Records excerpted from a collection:

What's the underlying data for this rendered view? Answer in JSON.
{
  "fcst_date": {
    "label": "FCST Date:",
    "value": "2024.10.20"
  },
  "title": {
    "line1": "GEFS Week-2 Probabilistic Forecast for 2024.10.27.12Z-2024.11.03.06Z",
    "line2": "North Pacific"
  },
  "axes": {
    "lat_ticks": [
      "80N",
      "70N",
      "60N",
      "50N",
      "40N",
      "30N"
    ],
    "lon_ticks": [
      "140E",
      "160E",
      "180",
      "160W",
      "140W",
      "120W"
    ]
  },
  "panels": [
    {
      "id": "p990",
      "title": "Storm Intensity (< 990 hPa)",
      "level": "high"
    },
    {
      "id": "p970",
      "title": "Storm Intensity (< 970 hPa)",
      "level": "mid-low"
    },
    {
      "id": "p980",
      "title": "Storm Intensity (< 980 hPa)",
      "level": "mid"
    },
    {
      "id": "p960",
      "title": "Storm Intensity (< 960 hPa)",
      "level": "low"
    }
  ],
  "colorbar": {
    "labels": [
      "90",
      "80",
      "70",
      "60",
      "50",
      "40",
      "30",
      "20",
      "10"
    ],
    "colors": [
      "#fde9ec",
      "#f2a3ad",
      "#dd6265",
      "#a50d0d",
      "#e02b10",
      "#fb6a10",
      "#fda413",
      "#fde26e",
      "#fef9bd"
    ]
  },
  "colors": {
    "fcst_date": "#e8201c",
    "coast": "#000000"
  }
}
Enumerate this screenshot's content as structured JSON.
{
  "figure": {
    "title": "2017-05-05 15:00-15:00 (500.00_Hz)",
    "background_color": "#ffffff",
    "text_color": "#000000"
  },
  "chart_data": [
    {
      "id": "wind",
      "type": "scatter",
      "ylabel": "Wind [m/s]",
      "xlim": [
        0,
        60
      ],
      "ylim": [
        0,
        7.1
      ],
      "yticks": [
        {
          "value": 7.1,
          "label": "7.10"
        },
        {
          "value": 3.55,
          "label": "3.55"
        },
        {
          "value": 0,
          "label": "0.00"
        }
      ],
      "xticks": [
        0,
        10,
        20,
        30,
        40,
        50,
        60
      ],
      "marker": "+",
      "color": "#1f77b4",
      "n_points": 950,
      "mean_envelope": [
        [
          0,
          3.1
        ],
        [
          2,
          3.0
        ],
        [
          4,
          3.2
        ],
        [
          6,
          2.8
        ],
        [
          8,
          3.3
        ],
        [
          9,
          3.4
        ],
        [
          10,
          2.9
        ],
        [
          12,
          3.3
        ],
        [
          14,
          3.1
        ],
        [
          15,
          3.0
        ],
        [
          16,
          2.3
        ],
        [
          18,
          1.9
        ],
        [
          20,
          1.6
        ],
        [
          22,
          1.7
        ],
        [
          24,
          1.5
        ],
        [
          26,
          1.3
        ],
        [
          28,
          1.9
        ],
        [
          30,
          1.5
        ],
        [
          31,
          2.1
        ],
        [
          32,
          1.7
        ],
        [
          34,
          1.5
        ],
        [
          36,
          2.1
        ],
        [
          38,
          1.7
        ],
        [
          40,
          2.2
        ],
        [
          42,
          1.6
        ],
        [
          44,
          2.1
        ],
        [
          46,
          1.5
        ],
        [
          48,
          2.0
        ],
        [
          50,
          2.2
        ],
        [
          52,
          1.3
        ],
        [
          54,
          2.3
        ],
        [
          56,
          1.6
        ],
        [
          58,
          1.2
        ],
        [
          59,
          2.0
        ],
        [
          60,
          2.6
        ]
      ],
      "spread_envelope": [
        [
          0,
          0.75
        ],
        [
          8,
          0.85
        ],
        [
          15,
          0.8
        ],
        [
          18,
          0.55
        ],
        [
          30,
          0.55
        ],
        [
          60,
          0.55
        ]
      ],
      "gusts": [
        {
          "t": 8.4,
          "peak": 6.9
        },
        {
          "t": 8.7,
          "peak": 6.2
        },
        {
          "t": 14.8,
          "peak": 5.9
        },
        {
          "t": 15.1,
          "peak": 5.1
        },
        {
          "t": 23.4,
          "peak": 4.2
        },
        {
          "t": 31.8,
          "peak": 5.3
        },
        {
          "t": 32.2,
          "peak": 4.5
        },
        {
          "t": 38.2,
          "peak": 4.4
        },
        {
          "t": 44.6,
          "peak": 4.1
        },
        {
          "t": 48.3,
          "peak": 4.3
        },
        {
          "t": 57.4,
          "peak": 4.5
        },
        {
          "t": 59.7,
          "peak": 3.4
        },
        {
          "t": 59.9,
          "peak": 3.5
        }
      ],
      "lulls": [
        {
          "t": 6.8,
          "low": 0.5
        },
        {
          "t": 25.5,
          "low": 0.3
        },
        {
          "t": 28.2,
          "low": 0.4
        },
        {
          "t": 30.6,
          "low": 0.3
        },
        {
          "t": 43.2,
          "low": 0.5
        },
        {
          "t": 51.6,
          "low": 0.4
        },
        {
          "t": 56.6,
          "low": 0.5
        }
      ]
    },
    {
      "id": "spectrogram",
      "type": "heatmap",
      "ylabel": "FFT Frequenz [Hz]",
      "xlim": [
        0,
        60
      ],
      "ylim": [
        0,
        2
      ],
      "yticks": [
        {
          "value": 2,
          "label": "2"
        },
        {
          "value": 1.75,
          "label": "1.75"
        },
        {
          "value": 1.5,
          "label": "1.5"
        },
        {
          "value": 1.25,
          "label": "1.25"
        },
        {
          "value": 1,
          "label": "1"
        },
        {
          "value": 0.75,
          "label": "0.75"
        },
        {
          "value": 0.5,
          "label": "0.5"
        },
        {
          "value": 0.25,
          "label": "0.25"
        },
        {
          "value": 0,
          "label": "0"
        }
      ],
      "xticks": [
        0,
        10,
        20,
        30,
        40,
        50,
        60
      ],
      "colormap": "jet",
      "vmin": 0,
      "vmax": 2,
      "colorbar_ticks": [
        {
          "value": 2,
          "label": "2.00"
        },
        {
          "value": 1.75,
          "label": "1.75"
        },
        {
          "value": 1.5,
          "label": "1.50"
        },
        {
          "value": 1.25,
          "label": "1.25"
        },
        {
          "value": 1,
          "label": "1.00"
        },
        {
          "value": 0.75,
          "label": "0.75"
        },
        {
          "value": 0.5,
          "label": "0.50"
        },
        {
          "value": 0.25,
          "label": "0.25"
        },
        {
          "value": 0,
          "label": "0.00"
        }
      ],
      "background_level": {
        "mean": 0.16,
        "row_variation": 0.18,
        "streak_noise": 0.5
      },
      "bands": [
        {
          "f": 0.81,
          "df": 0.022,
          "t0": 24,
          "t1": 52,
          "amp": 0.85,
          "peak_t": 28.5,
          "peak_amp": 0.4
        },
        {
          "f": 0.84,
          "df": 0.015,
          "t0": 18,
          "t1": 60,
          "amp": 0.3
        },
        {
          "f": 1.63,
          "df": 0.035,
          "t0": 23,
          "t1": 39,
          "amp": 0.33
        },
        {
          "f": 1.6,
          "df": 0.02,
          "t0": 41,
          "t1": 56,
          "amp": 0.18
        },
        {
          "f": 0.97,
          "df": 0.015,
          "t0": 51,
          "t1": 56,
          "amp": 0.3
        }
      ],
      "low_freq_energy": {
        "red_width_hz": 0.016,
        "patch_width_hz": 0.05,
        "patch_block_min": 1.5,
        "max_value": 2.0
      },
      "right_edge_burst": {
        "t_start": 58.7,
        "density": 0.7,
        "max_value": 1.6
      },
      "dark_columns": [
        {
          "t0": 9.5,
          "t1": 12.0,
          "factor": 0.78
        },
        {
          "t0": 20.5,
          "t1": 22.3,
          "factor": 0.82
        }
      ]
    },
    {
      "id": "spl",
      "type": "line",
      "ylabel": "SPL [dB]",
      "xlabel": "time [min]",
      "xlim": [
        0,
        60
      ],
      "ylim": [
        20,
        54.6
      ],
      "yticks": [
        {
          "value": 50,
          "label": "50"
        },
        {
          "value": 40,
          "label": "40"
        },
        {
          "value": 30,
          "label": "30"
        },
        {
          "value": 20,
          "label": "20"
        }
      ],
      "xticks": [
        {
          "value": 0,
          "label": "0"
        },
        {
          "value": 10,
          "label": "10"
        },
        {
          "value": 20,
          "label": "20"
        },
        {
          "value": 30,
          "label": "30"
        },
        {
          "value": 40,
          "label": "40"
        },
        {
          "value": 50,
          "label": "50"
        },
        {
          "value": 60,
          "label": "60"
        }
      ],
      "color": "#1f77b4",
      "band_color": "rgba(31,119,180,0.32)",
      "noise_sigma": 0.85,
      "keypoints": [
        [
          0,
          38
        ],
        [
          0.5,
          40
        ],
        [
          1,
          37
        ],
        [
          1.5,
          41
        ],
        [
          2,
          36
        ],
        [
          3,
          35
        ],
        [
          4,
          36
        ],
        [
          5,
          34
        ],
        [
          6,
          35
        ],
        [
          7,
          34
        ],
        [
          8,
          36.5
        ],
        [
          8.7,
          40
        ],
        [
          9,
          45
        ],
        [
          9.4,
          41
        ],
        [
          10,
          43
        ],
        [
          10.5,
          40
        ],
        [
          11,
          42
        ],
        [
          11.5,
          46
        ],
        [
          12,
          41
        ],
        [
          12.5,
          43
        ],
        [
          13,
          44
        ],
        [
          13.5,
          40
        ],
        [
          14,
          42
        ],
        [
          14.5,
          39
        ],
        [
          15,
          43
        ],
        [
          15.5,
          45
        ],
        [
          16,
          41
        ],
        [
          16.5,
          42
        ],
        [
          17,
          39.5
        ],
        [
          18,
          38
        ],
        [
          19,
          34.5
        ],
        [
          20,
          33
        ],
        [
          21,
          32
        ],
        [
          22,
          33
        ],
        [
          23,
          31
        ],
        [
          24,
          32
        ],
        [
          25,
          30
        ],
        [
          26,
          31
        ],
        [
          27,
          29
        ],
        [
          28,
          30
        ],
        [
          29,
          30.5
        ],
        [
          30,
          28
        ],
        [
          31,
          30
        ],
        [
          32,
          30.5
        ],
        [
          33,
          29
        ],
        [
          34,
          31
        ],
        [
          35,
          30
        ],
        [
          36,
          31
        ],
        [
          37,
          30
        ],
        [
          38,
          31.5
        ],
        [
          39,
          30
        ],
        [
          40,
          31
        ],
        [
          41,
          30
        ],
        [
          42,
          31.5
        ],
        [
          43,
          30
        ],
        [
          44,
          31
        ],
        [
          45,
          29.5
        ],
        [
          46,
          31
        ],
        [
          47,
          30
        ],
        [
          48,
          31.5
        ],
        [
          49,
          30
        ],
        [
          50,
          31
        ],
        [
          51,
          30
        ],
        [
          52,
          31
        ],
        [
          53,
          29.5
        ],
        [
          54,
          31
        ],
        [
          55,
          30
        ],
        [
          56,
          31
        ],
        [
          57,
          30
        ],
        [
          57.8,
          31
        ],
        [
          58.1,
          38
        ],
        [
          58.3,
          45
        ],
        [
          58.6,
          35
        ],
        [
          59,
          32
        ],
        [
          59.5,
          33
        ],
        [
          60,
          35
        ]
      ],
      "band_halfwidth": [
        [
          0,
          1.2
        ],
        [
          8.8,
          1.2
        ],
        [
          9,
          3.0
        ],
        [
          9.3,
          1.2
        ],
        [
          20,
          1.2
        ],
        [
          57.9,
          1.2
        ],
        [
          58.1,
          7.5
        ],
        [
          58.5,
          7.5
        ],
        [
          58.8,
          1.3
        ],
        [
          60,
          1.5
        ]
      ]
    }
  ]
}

** Short problem **
Check every line for "this" and show the ones that have it.

** Completed task **
What's the underlying data for this rendered view? Answer in JSON.
Enumerate this screenshot's content as structured JSON.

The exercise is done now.